• _Direction_: Make a verbatim copy of the entries below; pictures stay out.

• _Extracted data_:
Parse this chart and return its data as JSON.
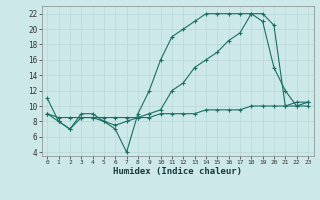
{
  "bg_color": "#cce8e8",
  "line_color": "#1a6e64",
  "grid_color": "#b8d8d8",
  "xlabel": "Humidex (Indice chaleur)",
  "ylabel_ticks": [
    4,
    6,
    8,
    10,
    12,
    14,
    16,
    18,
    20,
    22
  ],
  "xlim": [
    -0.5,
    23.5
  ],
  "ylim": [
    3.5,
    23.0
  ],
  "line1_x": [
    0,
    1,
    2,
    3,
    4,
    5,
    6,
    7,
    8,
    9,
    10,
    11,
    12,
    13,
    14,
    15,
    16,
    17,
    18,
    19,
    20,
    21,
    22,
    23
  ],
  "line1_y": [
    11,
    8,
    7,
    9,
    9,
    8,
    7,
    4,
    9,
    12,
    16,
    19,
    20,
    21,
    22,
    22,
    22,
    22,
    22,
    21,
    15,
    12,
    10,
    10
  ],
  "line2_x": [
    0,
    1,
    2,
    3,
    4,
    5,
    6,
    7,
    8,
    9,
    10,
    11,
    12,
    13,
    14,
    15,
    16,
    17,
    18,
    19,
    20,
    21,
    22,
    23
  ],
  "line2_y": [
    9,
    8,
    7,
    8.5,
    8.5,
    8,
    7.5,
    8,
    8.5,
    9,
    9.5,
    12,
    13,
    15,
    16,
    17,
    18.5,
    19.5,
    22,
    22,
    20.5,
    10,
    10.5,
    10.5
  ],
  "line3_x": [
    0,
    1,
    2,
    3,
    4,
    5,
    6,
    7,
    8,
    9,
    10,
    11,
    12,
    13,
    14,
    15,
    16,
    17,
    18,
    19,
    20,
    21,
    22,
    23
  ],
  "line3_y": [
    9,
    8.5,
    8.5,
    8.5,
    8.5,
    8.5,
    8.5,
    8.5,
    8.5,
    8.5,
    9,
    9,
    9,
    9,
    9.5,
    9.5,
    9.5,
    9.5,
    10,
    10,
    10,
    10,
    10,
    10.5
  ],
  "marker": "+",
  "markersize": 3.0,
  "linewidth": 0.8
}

• _Result_:
Parse this chart and return its data as JSON.
{
  "bg_color": "#cce8e8",
  "line_color": "#1a6e64",
  "grid_color": "#b8d8d8",
  "xlabel": "Humidex (Indice chaleur)",
  "ylabel_ticks": [
    4,
    6,
    8,
    10,
    12,
    14,
    16,
    18,
    20,
    22
  ],
  "xlim": [
    -0.5,
    23.5
  ],
  "ylim": [
    3.5,
    23.0
  ],
  "line1_x": [
    0,
    1,
    2,
    3,
    4,
    5,
    6,
    7,
    8,
    9,
    10,
    11,
    12,
    13,
    14,
    15,
    16,
    17,
    18,
    19,
    20,
    21,
    22,
    23
  ],
  "line1_y": [
    11,
    8,
    7,
    9,
    9,
    8,
    7,
    4,
    9,
    12,
    16,
    19,
    20,
    21,
    22,
    22,
    22,
    22,
    22,
    21,
    15,
    12,
    10,
    10
  ],
  "line2_x": [
    0,
    1,
    2,
    3,
    4,
    5,
    6,
    7,
    8,
    9,
    10,
    11,
    12,
    13,
    14,
    15,
    16,
    17,
    18,
    19,
    20,
    21,
    22,
    23
  ],
  "line2_y": [
    9,
    8,
    7,
    8.5,
    8.5,
    8,
    7.5,
    8,
    8.5,
    9,
    9.5,
    12,
    13,
    15,
    16,
    17,
    18.5,
    19.5,
    22,
    22,
    20.5,
    10,
    10.5,
    10.5
  ],
  "line3_x": [
    0,
    1,
    2,
    3,
    4,
    5,
    6,
    7,
    8,
    9,
    10,
    11,
    12,
    13,
    14,
    15,
    16,
    17,
    18,
    19,
    20,
    21,
    22,
    23
  ],
  "line3_y": [
    9,
    8.5,
    8.5,
    8.5,
    8.5,
    8.5,
    8.5,
    8.5,
    8.5,
    8.5,
    9,
    9,
    9,
    9,
    9.5,
    9.5,
    9.5,
    9.5,
    10,
    10,
    10,
    10,
    10,
    10.5
  ],
  "marker": "+",
  "markersize": 3.0,
  "linewidth": 0.8
}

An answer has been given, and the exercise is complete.